Written instruction: Collect all lines below with the string "into".

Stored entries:
☆ ☆ ☆ ☆
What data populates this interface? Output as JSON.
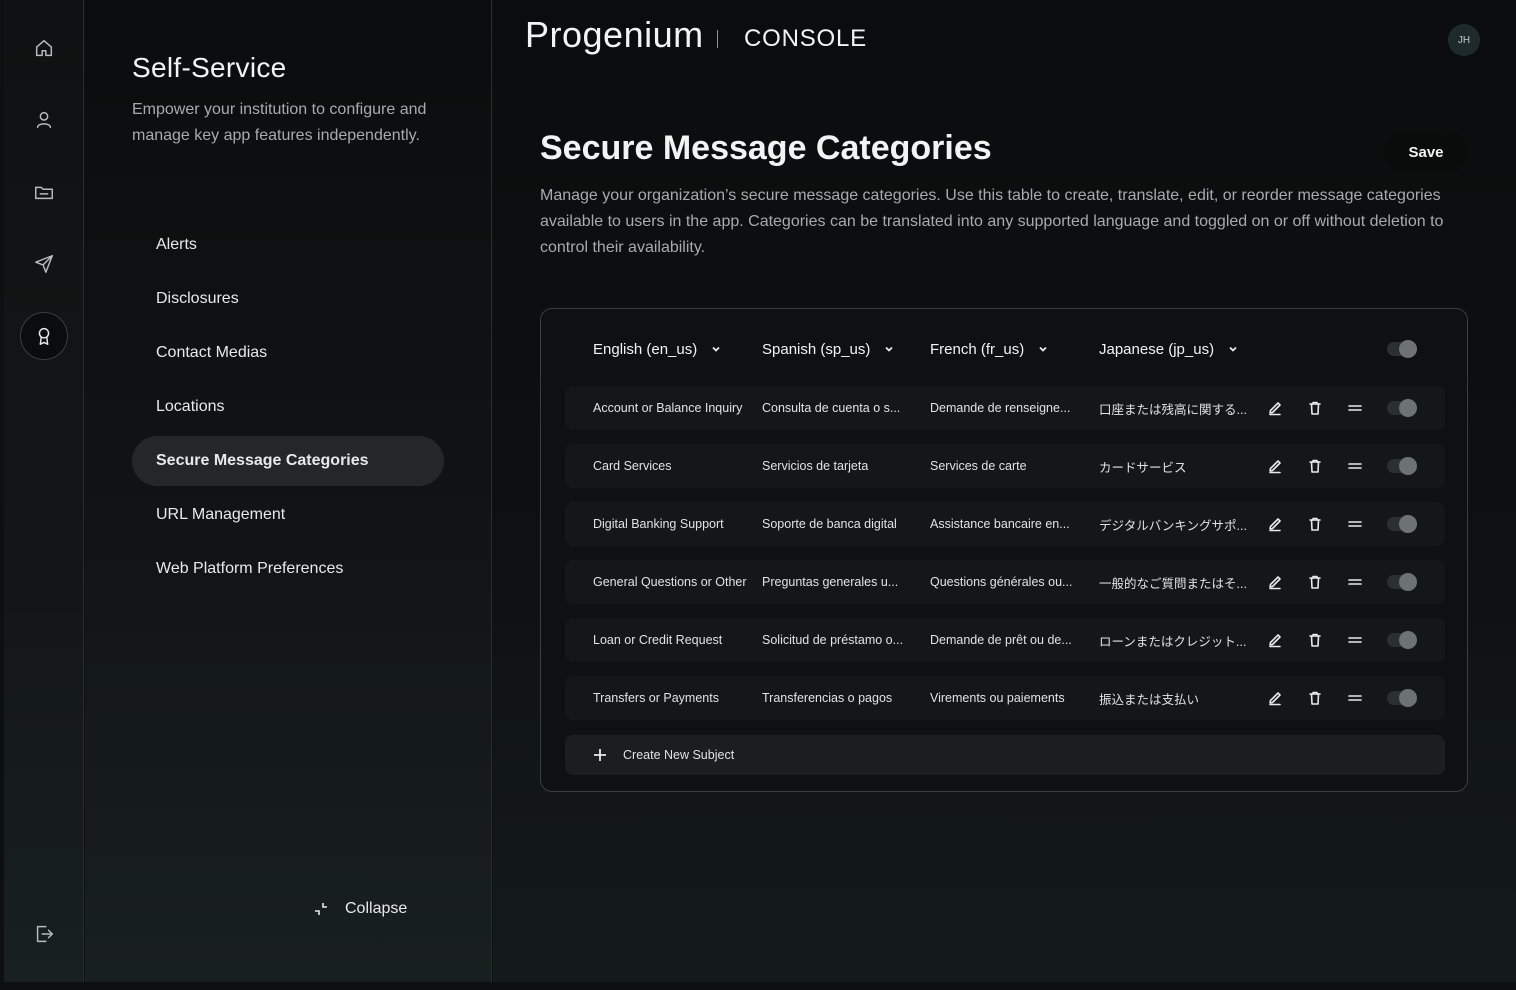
{
  "rail": {
    "items": [
      {
        "name": "home-icon",
        "active": false
      },
      {
        "name": "user-icon",
        "active": false
      },
      {
        "name": "folder-icon",
        "active": false
      },
      {
        "name": "send-icon",
        "active": false
      },
      {
        "name": "award-icon",
        "active": true
      }
    ],
    "logout": "logout-icon"
  },
  "sidebar": {
    "title": "Self-Service",
    "description": "Empower your institution to configure and manage key app features independently.",
    "items": [
      {
        "label": "Alerts"
      },
      {
        "label": "Disclosures"
      },
      {
        "label": "Contact Medias"
      },
      {
        "label": "Locations"
      },
      {
        "label": "Secure Message Categories",
        "active": true
      },
      {
        "label": "URL Management"
      },
      {
        "label": "Web Platform Preferences"
      }
    ],
    "collapse_label": "Collapse"
  },
  "header": {
    "brand": "Progenium",
    "section": "CONSOLE",
    "avatar_initials": "JH"
  },
  "main": {
    "title": "Secure Message Categories",
    "save_label": "Save",
    "description": "Manage your organization’s secure message categories. Use this table to create, translate, edit, or reorder message categories available to users in the app. Categories can be translated into any supported language and toggled on or off without deletion to control their availability."
  },
  "table": {
    "columns": [
      {
        "label": "English (en_us)"
      },
      {
        "label": "Spanish (sp_us)"
      },
      {
        "label": "French (fr_us)"
      },
      {
        "label": "Japanese (jp_us)"
      }
    ],
    "rows": [
      {
        "cells": [
          "Account or Balance Inquiry",
          "Consulta de cuenta o s...",
          "Demande de renseigne...",
          "口座または残高に関する..."
        ],
        "enabled": true
      },
      {
        "cells": [
          "Card Services",
          "Servicios de tarjeta",
          "Services de carte",
          "カードサービス"
        ],
        "enabled": true
      },
      {
        "cells": [
          "Digital Banking Support",
          "Soporte de banca digital",
          "Assistance bancaire en...",
          "デジタルバンキングサポ..."
        ],
        "enabled": true
      },
      {
        "cells": [
          "General Questions or Other",
          "Preguntas generales u...",
          "Questions générales ou...",
          "一般的なご質問またはそ..."
        ],
        "enabled": true
      },
      {
        "cells": [
          "Loan or Credit Request",
          "Solicitud de préstamo o...",
          "Demande de prêt ou de...",
          "ローンまたはクレジット..."
        ],
        "enabled": true
      },
      {
        "cells": [
          "Transfers or Payments",
          "Transferencias o pagos",
          "Virements ou paiements",
          "振込または支払い"
        ],
        "enabled": true
      }
    ],
    "create_label": "Create New Subject",
    "colors": {
      "row_bg": "#141718",
      "toggle_knob": "#6d7273"
    }
  }
}
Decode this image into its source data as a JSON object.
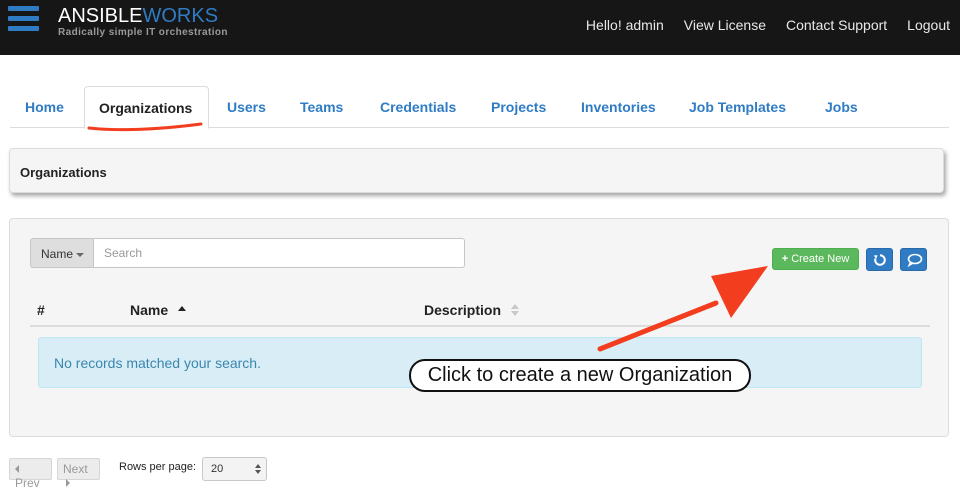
☆ ☆ ☆ ☆
Solution to the problem:
    "description": "Manage your organization’s secure message categories. Use this table to create, translate, edit, or reorder message categories available to users in the app. Categories can be translated into any supported language and toggled on or off without deletion to control their availability."
Decode this image into its source data as a JSON object.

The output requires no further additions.